╭─ Exercise material

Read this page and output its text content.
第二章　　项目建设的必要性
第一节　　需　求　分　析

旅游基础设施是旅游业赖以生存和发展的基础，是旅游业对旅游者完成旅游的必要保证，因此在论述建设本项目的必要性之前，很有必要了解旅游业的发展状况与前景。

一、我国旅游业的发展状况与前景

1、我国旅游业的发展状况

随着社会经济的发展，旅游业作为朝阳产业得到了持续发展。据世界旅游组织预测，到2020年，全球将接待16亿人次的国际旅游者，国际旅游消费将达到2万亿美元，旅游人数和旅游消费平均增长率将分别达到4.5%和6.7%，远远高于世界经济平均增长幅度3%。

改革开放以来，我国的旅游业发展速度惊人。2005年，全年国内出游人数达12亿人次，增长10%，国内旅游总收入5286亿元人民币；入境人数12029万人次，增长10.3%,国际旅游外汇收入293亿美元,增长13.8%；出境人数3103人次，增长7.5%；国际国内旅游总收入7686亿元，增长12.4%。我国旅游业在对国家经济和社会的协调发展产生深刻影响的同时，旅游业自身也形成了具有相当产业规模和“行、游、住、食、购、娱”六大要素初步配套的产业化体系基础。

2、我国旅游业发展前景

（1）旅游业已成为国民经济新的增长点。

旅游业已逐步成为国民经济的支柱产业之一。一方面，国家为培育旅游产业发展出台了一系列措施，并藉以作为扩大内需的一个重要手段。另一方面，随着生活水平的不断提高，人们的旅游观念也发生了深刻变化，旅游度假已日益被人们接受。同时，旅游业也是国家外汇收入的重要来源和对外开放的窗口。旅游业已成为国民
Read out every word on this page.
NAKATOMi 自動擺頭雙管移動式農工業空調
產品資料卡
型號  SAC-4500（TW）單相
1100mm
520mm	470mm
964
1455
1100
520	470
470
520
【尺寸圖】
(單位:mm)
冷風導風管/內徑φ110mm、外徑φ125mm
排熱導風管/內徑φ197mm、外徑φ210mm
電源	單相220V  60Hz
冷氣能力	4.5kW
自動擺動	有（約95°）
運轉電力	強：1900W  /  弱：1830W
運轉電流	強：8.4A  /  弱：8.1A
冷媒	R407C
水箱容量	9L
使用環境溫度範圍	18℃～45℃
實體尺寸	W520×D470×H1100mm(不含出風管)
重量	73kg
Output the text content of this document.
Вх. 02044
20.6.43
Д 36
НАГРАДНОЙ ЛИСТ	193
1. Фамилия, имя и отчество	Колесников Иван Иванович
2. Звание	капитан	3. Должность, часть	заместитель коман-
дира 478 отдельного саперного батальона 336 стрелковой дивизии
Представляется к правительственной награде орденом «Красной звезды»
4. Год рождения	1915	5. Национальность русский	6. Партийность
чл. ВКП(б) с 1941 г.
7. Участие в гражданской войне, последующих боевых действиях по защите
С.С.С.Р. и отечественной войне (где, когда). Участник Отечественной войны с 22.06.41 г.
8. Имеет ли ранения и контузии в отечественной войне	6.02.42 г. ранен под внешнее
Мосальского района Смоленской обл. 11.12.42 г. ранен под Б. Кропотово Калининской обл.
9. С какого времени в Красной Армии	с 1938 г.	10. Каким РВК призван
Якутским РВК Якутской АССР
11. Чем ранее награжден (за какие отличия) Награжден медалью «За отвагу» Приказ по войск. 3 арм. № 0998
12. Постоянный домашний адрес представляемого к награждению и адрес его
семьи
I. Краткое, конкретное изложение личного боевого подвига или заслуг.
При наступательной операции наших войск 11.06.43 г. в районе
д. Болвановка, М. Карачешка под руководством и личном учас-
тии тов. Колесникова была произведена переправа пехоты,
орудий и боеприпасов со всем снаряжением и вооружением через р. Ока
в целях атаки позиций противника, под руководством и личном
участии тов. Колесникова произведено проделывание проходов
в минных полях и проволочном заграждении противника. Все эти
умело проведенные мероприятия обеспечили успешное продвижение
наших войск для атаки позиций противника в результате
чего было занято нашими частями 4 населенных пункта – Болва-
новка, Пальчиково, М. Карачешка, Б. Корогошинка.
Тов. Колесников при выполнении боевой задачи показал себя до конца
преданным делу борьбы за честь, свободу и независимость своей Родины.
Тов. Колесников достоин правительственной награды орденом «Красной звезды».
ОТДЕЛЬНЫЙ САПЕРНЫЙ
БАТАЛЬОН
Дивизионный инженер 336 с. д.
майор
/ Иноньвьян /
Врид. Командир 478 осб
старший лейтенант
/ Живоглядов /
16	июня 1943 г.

╰─

> **Given instruction**
Extract the full listing above without alteration.

> **Solution for this problem**
Read this page and output its text content.
第二章　　项目建设的必要性
第一节　　需　求　分　析

旅游基础设施是旅游业赖以生存和发展的基础，是旅游业对旅游者完成旅游的必要保证，因此在论述建设本项目的必要性之前，很有必要了解旅游业的发展状况与前景。

一、我国旅游业的发展状况与前景

1、我国旅游业的发展状况

随着社会经济的发展，旅游业作为朝阳产业得到了持续发展。据世界旅游组织预测，到2020年，全球将接待16亿人次的国际旅游者，国际旅游消费将达到2万亿美元，旅游人数和旅游消费平均增长率将分别达到4.5%和6.7%，远远高于世界经济平均增长幅度3%。

改革开放以来，我国的旅游业发展速度惊人。2005年，全年国内出游人数达12亿人次，增长10%，国内旅游总收入5286亿元人民币；入境人数12029万人次，增长10.3%,国际旅游外汇收入293亿美元,增长13.8%；出境人数3103人次，增长7.5%；国际国内旅游总收入7686亿元，增长12.4%。我国旅游业在对国家经济和社会的协调发展产生深刻影响的同时，旅游业自身也形成了具有相当产业规模和“行、游、住、食、购、娱”六大要素初步配套的产业化体系基础。

2、我国旅游业发展前景

（1）旅游业已成为国民经济新的增长点。

旅游业已逐步成为国民经济的支柱产业之一。一方面，国家为培育旅游产业发展出台了一系列措施，并藉以作为扩大内需的一个重要手段。另一方面，随着生活水平的不断提高，人们的旅游观念也发生了深刻变化，旅游度假已日益被人们接受。同时，旅游业也是国家外汇收入的重要来源和对外开放的窗口。旅游业已成为国民
Read out every word on this page.
NAKATOMi 自動擺頭雙管移動式農工業空調
產品資料卡
型號  SAC-4500（TW）單相
1100mm
520mm	470mm
964
1455
1100
520	470
470
520
【尺寸圖】
(單位:mm)
冷風導風管/內徑φ110mm、外徑φ125mm
排熱導風管/內徑φ197mm、外徑φ210mm
電源	單相220V  60Hz
冷氣能力	4.5kW
自動擺動	有（約95°）
運轉電力	強：1900W  /  弱：1830W
運轉電流	強：8.4A  /  弱：8.1A
冷媒	R407C
水箱容量	9L
使用環境溫度範圍	18℃～45℃
實體尺寸	W520×D470×H1100mm(不含出風管)
重量	73kg
Output the text content of this document.
Вх. 02044
20.6.43
Д 36
НАГРАДНОЙ ЛИСТ	193
1. Фамилия, имя и отчество	Колесников Иван Иванович
2. Звание	капитан	3. Должность, часть	заместитель коман-
дира 478 отдельного саперного батальона 336 стрелковой дивизии
Представляется к правительственной награде орденом «Красной звезды»
4. Год рождения	1915	5. Национальность русский	6. Партийность
чл. ВКП(б) с 1941 г.
7. Участие в гражданской войне, последующих боевых действиях по защите
С.С.С.Р. и отечественной войне (где, когда). Участник Отечественной войны с 22.06.41 г.
8. Имеет ли ранения и контузии в отечественной войне	6.02.42 г. ранен под внешнее
Мосальского района Смоленской обл. 11.12.42 г. ранен под Б. Кропотово Калининской обл.
9. С какого времени в Красной Армии	с 1938 г.	10. Каким РВК призван
Якутским РВК Якутской АССР
11. Чем ранее награжден (за какие отличия) Награжден медалью «За отвагу» Приказ по войск. 3 арм. № 0998
12. Постоянный домашний адрес представляемого к награждению и адрес его
семьи
I. Краткое, конкретное изложение личного боевого подвига или заслуг.
При наступательной операции наших войск 11.06.43 г. в районе
д. Болвановка, М. Карачешка под руководством и личном учас-
тии тов. Колесникова была произведена переправа пехоты,
орудий и боеприпасов со всем снаряжением и вооружением через р. Ока
в целях атаки позиций противника, под руководством и личном
участии тов. Колесникова произведено проделывание проходов
в минных полях и проволочном заграждении противника. Все эти
умело проведенные мероприятия обеспечили успешное продвижение
наших войск для атаки позиций противника в результате
чего было занято нашими частями 4 населенных пункта – Болва-
новка, Пальчиково, М. Карачешка, Б. Корогошинка.
Тов. Колесников при выполнении боевой задачи показал себя до конца
преданным делу борьбы за честь, свободу и независимость своей Родины.
Тов. Колесников достоин правительственной награды орденом «Красной звезды».
ОТДЕЛЬНЫЙ САПЕРНЫЙ
БАТАЛЬОН
Дивизионный инженер 336 с. д.
майор
/ Иноньвьян /
Врид. Командир 478 осб
старший лейтенант
/ Живоглядов /
16	июня 1943 г.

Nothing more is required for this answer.